• Task brief: All lines below are to be output exactly as they stand.
------
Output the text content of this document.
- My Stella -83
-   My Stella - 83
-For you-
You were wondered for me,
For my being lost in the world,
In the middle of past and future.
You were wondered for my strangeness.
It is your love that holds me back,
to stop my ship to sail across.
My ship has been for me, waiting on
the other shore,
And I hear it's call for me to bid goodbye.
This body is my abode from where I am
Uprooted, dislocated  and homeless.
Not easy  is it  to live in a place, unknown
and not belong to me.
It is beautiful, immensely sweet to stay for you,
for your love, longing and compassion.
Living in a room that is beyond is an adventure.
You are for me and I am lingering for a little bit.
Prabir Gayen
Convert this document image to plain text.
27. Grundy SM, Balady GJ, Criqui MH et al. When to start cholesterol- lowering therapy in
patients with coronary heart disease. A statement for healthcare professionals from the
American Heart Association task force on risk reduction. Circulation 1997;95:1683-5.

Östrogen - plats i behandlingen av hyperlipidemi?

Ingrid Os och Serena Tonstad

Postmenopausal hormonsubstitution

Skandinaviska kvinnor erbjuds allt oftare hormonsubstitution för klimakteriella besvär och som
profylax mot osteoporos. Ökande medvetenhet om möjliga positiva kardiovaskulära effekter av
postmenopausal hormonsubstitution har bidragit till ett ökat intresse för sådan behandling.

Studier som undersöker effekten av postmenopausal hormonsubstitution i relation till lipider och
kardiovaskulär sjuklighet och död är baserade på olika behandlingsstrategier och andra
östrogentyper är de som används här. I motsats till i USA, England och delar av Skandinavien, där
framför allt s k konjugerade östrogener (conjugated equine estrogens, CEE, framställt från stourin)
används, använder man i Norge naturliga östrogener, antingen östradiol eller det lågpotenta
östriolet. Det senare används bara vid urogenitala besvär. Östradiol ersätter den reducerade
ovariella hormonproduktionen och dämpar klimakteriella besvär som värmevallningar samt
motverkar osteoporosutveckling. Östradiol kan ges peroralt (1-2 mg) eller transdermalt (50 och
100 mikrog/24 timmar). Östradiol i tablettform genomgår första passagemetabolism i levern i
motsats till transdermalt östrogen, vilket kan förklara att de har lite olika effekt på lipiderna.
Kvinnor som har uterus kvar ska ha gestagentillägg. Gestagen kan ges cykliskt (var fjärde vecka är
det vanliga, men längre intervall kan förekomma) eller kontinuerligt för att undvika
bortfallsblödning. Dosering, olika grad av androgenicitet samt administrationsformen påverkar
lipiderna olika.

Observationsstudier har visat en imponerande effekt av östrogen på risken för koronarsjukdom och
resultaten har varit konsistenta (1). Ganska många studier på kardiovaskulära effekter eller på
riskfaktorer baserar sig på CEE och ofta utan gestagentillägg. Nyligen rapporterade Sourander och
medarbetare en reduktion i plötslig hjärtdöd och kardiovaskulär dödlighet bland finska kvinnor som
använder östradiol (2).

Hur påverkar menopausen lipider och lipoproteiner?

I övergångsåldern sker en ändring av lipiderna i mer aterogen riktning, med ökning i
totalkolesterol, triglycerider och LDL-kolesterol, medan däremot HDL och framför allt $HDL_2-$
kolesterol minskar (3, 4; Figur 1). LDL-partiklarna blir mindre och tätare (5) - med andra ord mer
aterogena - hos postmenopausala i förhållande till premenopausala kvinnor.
------
• Task answer:
Output the text content of this document.
- My Stella -83
-   My Stella - 83
-For you-
You were wondered for me,
For my being lost in the world,
In the middle of past and future.
You were wondered for my strangeness.
It is your love that holds me back,
to stop my ship to sail across.
My ship has been for me, waiting on
the other shore,
And I hear it's call for me to bid goodbye.
This body is my abode from where I am
Uprooted, dislocated  and homeless.
Not easy  is it  to live in a place, unknown
and not belong to me.
It is beautiful, immensely sweet to stay for you,
for your love, longing and compassion.
Living in a room that is beyond is an adventure.
You are for me and I am lingering for a little bit.
Prabir Gayen
Convert this document image to plain text.
27. Grundy SM, Balady GJ, Criqui MH et al. When to start cholesterol- lowering therapy in
patients with coronary heart disease. A statement for healthcare professionals from the
American Heart Association task force on risk reduction. Circulation 1997;95:1683-5.

Östrogen - plats i behandlingen av hyperlipidemi?

Ingrid Os och Serena Tonstad

Postmenopausal hormonsubstitution

Skandinaviska kvinnor erbjuds allt oftare hormonsubstitution för klimakteriella besvär och som
profylax mot osteoporos. Ökande medvetenhet om möjliga positiva kardiovaskulära effekter av
postmenopausal hormonsubstitution har bidragit till ett ökat intresse för sådan behandling.

Studier som undersöker effekten av postmenopausal hormonsubstitution i relation till lipider och
kardiovaskulär sjuklighet och död är baserade på olika behandlingsstrategier och andra
östrogentyper är de som används här. I motsats till i USA, England och delar av Skandinavien, där
framför allt s k konjugerade östrogener (conjugated equine estrogens, CEE, framställt från stourin)
används, använder man i Norge naturliga östrogener, antingen östradiol eller det lågpotenta
östriolet. Det senare används bara vid urogenitala besvär. Östradiol ersätter den reducerade
ovariella hormonproduktionen och dämpar klimakteriella besvär som värmevallningar samt
motverkar osteoporosutveckling. Östradiol kan ges peroralt (1-2 mg) eller transdermalt (50 och
100 mikrog/24 timmar). Östradiol i tablettform genomgår första passagemetabolism i levern i
motsats till transdermalt östrogen, vilket kan förklara att de har lite olika effekt på lipiderna.
Kvinnor som har uterus kvar ska ha gestagentillägg. Gestagen kan ges cykliskt (var fjärde vecka är
det vanliga, men längre intervall kan förekomma) eller kontinuerligt för att undvika
bortfallsblödning. Dosering, olika grad av androgenicitet samt administrationsformen påverkar
lipiderna olika.

Observationsstudier har visat en imponerande effekt av östrogen på risken för koronarsjukdom och
resultaten har varit konsistenta (1). Ganska många studier på kardiovaskulära effekter eller på
riskfaktorer baserar sig på CEE och ofta utan gestagentillägg. Nyligen rapporterade Sourander och
medarbetare en reduktion i plötslig hjärtdöd och kardiovaskulär dödlighet bland finska kvinnor som
använder östradiol (2).

Hur påverkar menopausen lipider och lipoproteiner?

I övergångsåldern sker en ändring av lipiderna i mer aterogen riktning, med ökning i
totalkolesterol, triglycerider och LDL-kolesterol, medan däremot HDL och framför allt $HDL_2-$
kolesterol minskar (3, 4; Figur 1). LDL-partiklarna blir mindre och tätare (5) - med andra ord mer
aterogena - hos postmenopausala i förhållande till premenopausala kvinnor.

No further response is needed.